REQUIREMENTS:
Where a line contains the string "which", copy that line.

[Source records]
======
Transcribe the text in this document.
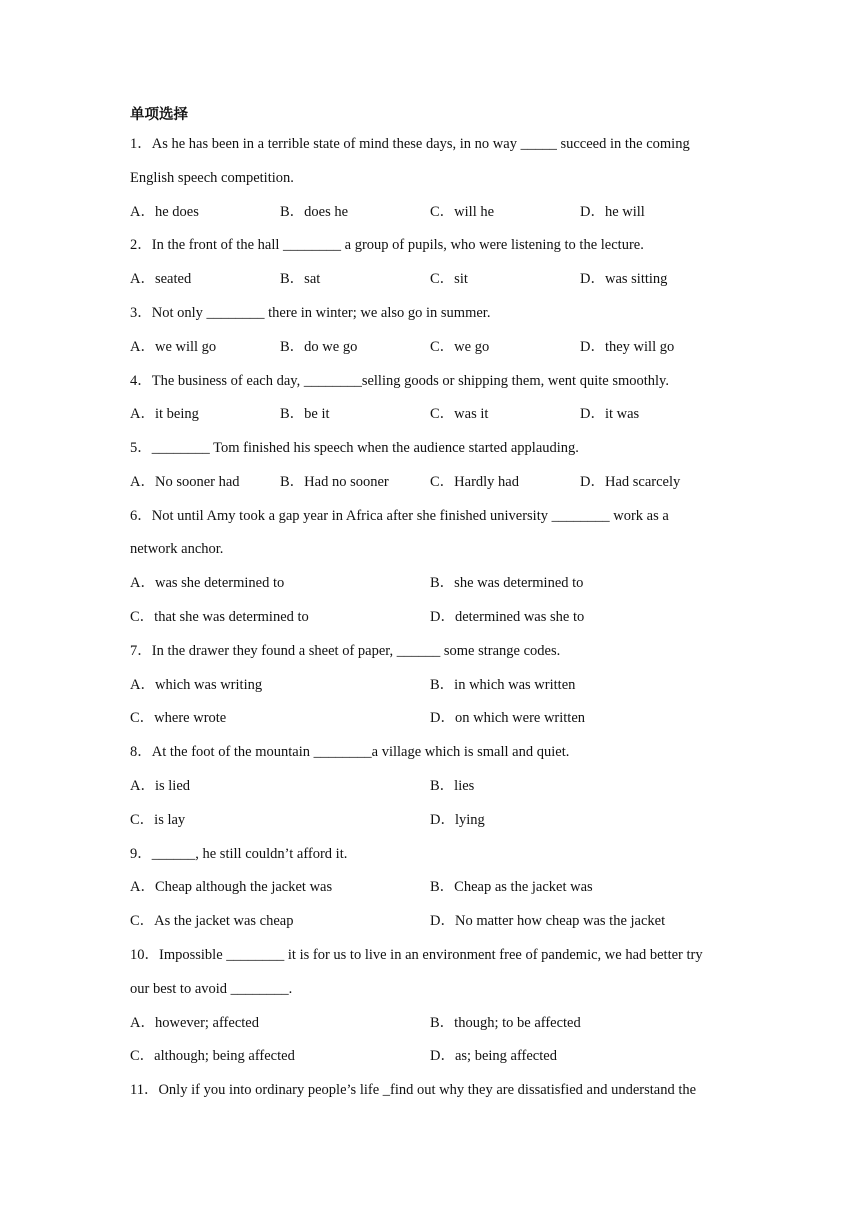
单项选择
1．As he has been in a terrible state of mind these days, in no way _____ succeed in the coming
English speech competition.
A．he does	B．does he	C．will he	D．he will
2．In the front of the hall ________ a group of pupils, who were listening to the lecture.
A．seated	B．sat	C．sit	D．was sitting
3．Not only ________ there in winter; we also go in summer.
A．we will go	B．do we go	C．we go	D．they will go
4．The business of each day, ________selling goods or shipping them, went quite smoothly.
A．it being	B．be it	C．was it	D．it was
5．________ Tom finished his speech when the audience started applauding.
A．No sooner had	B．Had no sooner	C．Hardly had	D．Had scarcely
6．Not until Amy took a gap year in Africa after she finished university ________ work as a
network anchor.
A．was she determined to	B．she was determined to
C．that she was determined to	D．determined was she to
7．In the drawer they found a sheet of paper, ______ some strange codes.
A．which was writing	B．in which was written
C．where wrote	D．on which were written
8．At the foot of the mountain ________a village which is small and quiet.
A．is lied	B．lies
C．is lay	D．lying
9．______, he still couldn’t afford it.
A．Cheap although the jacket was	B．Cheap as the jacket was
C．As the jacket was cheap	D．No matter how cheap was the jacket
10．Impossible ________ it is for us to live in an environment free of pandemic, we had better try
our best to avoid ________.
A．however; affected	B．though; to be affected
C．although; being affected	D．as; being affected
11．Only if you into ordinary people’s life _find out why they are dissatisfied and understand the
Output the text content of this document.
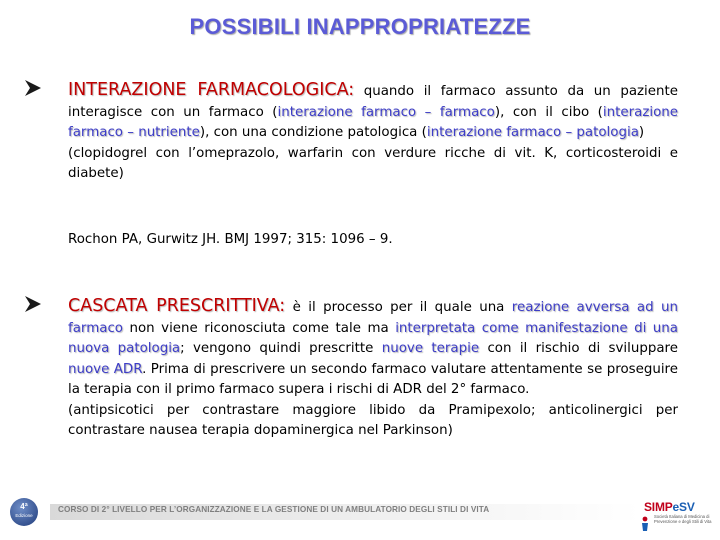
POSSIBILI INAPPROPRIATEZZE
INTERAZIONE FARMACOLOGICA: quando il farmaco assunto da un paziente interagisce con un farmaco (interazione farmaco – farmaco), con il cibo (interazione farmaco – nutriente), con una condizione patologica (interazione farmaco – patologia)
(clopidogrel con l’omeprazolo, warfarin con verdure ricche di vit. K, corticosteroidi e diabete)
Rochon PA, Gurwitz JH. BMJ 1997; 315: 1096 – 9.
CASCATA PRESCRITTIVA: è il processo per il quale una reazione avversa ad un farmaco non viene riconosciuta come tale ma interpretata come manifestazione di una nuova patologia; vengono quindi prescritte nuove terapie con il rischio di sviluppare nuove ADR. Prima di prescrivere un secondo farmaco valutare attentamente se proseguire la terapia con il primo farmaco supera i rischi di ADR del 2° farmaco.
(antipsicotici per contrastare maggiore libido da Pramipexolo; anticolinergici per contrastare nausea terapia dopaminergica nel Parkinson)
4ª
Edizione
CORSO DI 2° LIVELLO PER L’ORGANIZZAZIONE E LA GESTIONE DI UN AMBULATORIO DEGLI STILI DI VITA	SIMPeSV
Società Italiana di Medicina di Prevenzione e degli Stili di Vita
======
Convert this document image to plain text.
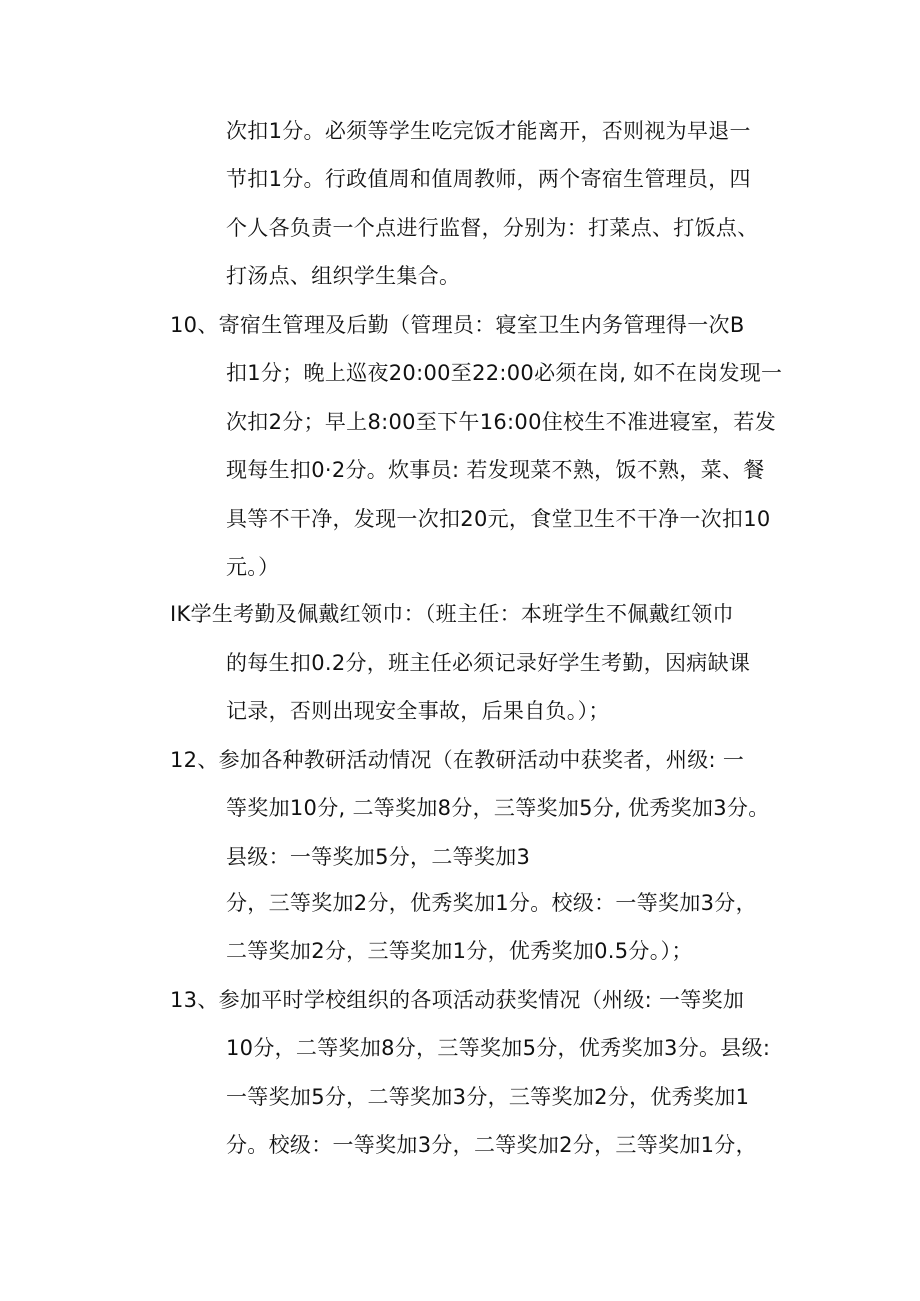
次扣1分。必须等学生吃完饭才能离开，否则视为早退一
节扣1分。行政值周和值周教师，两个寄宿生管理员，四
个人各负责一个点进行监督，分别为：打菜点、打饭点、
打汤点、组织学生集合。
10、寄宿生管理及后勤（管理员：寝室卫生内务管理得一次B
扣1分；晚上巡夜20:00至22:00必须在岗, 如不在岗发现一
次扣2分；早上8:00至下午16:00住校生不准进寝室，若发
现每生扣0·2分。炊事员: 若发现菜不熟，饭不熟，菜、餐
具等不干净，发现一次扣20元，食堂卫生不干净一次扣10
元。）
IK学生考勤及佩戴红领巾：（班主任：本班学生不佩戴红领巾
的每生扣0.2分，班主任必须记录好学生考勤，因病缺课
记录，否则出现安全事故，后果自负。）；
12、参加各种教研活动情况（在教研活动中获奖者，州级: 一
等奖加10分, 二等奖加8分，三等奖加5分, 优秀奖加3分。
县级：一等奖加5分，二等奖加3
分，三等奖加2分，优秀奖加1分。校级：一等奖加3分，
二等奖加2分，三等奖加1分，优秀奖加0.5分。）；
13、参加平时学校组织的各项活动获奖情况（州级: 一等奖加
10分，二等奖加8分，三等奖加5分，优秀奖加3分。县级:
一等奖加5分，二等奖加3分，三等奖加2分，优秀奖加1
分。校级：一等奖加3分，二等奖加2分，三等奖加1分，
======
TASK ANSWER:
A．which was writing	B．in which was written
C．where wrote	D．on which were written
8．At the foot of the mountain ________a village which is small and quiet.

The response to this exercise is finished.